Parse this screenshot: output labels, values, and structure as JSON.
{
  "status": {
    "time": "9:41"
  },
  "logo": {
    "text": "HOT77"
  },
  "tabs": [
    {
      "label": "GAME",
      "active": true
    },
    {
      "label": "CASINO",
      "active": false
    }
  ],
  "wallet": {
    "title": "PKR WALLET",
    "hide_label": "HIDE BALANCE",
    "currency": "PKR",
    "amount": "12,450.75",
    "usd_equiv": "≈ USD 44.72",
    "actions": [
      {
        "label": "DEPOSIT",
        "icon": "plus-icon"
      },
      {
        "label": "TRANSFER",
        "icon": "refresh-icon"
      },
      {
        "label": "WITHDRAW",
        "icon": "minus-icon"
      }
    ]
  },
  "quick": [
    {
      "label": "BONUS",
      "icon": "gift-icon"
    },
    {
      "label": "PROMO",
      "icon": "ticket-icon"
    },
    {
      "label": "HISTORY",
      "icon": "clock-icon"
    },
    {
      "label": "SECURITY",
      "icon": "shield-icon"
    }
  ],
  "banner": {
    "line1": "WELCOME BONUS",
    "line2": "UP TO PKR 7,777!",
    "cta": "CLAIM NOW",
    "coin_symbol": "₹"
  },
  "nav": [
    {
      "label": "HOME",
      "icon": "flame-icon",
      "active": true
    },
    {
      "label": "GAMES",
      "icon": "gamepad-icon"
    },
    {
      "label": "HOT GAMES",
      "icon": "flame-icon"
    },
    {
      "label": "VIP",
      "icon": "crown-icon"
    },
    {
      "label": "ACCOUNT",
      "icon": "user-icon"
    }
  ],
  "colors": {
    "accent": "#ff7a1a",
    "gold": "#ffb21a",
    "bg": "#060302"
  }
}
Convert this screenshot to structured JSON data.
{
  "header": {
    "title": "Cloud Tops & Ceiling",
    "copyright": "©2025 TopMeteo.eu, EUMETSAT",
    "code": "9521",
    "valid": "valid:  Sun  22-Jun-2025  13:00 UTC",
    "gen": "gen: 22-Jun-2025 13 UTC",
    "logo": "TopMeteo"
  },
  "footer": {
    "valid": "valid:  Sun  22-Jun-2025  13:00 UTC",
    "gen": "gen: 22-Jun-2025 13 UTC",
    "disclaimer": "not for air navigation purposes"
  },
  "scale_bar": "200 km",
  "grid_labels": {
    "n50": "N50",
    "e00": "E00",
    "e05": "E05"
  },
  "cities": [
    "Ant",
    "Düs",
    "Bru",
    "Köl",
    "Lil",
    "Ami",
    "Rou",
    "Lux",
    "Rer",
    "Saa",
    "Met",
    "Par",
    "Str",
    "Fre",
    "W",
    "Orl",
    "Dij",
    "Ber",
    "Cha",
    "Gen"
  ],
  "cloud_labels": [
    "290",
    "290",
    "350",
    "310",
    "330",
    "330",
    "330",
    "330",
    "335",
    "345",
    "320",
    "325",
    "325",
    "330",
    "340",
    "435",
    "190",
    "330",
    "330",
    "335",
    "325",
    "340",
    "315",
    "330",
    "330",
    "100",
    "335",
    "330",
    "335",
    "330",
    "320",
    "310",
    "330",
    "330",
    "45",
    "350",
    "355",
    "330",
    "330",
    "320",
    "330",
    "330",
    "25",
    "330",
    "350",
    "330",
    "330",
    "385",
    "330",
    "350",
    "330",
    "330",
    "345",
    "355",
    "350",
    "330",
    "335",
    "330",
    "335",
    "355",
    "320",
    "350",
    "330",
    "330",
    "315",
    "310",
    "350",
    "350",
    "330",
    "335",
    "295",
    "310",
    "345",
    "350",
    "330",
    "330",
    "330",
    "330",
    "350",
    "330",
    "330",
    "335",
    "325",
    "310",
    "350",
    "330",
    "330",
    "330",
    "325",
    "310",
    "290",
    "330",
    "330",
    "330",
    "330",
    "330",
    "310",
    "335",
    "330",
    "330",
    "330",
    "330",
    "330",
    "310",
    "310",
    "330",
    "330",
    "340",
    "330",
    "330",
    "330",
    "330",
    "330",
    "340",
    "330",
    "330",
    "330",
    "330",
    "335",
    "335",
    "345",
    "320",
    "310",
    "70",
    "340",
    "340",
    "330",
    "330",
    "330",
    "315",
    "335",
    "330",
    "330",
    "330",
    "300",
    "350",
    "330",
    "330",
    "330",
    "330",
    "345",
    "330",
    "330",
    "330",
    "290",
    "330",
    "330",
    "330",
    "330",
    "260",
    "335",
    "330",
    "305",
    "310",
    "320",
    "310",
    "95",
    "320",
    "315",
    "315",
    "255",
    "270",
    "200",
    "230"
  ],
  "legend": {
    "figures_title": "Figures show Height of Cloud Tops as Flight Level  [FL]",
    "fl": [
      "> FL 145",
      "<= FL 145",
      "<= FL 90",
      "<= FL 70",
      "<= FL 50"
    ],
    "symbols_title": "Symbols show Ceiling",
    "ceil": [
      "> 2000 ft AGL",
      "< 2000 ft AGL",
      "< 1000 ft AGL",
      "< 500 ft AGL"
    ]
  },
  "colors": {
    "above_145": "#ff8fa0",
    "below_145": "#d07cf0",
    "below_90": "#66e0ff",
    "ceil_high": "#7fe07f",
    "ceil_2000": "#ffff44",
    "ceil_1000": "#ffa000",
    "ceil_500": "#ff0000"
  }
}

WRITTEN PROBLEM
From the records above, extract every entry exactly as given.

RESPONSE TO THIS EXERCISE
Parse this screenshot: output labels, values, and structure as JSON.
{
  "status": {
    "time": "9:41"
  },
  "logo": {
    "text": "HOT77"
  },
  "tabs": [
    {
      "label": "GAME",
      "active": true
    },
    {
      "label": "CASINO",
      "active": false
    }
  ],
  "wallet": {
    "title": "PKR WALLET",
    "hide_label": "HIDE BALANCE",
    "currency": "PKR",
    "amount": "12,450.75",
    "usd_equiv": "≈ USD 44.72",
    "actions": [
      {
        "label": "DEPOSIT",
        "icon": "plus-icon"
      },
      {
        "label": "TRANSFER",
        "icon": "refresh-icon"
      },
      {
        "label": "WITHDRAW",
        "icon": "minus-icon"
      }
    ]
  },
  "quick": [
    {
      "label": "BONUS",
      "icon": "gift-icon"
    },
    {
      "label": "PROMO",
      "icon": "ticket-icon"
    },
    {
      "label": "HISTORY",
      "icon": "clock-icon"
    },
    {
      "label": "SECURITY",
      "icon": "shield-icon"
    }
  ],
  "banner": {
    "line1": "WELCOME BONUS",
    "line2": "UP TO PKR 7,777!",
    "cta": "CLAIM NOW",
    "coin_symbol": "₹"
  },
  "nav": [
    {
      "label": "HOME",
      "icon": "flame-icon",
      "active": true
    },
    {
      "label": "GAMES",
      "icon": "gamepad-icon"
    },
    {
      "label": "HOT GAMES",
      "icon": "flame-icon"
    },
    {
      "label": "VIP",
      "icon": "crown-icon"
    },
    {
      "label": "ACCOUNT",
      "icon": "user-icon"
    }
  ],
  "colors": {
    "accent": "#ff7a1a",
    "gold": "#ffb21a",
    "bg": "#060302"
  }
}
Convert this screenshot to structured JSON data.
{
  "header": {
    "title": "Cloud Tops & Ceiling",
    "copyright": "©2025 TopMeteo.eu, EUMETSAT",
    "code": "9521",
    "valid": "valid:  Sun  22-Jun-2025  13:00 UTC",
    "gen": "gen: 22-Jun-2025 13 UTC",
    "logo": "TopMeteo"
  },
  "footer": {
    "valid": "valid:  Sun  22-Jun-2025  13:00 UTC",
    "gen": "gen: 22-Jun-2025 13 UTC",
    "disclaimer": "not for air navigation purposes"
  },
  "scale_bar": "200 km",
  "grid_labels": {
    "n50": "N50",
    "e00": "E00",
    "e05": "E05"
  },
  "cities": [
    "Ant",
    "Düs",
    "Bru",
    "Köl",
    "Lil",
    "Ami",
    "Rou",
    "Lux",
    "Rer",
    "Saa",
    "Met",
    "Par",
    "Str",
    "Fre",
    "W",
    "Orl",
    "Dij",
    "Ber",
    "Cha",
    "Gen"
  ],
  "cloud_labels": [
    "290",
    "290",
    "350",
    "310",
    "330",
    "330",
    "330",
    "330",
    "335",
    "345",
    "320",
    "325",
    "325",
    "330",
    "340",
    "435",
    "190",
    "330",
    "330",
    "335",
    "325",
    "340",
    "315",
    "330",
    "330",
    "100",
    "335",
    "330",
    "335",
    "330",
    "320",
    "310",
    "330",
    "330",
    "45",
    "350",
    "355",
    "330",
    "330",
    "320",
    "330",
    "330",
    "25",
    "330",
    "350",
    "330",
    "330",
    "385",
    "330",
    "350",
    "330",
    "330",
    "345",
    "355",
    "350",
    "330",
    "335",
    "330",
    "335",
    "355",
    "320",
    "350",
    "330",
    "330",
    "315",
    "310",
    "350",
    "350",
    "330",
    "335",
    "295",
    "310",
    "345",
    "350",
    "330",
    "330",
    "330",
    "330",
    "350",
    "330",
    "330",
    "335",
    "325",
    "310",
    "350",
    "330",
    "330",
    "330",
    "325",
    "310",
    "290",
    "330",
    "330",
    "330",
    "330",
    "330",
    "310",
    "335",
    "330",
    "330",
    "330",
    "330",
    "330",
    "310",
    "310",
    "330",
    "330",
    "340",
    "330",
    "330",
    "330",
    "330",
    "330",
    "340",
    "330",
    "330",
    "330",
    "330",
    "335",
    "335",
    "345",
    "320",
    "310",
    "70",
    "340",
    "340",
    "330",
    "330",
    "330",
    "315",
    "335",
    "330",
    "330",
    "330",
    "300",
    "350",
    "330",
    "330",
    "330",
    "330",
    "345",
    "330",
    "330",
    "330",
    "290",
    "330",
    "330",
    "330",
    "330",
    "260",
    "335",
    "330",
    "305",
    "310",
    "320",
    "310",
    "95",
    "320",
    "315",
    "315",
    "255",
    "270",
    "200",
    "230"
  ],
  "legend": {
    "figures_title": "Figures show Height of Cloud Tops as Flight Level  [FL]",
    "fl": [
      "> FL 145",
      "<= FL 145",
      "<= FL 90",
      "<= FL 70",
      "<= FL 50"
    ],
    "symbols_title": "Symbols show Ceiling",
    "ceil": [
      "> 2000 ft AGL",
      "< 2000 ft AGL",
      "< 1000 ft AGL",
      "< 500 ft AGL"
    ]
  },
  "colors": {
    "above_145": "#ff8fa0",
    "below_145": "#d07cf0",
    "below_90": "#66e0ff",
    "ceil_high": "#7fe07f",
    "ceil_2000": "#ffff44",
    "ceil_1000": "#ffa000",
    "ceil_500": "#ff0000"
  }
}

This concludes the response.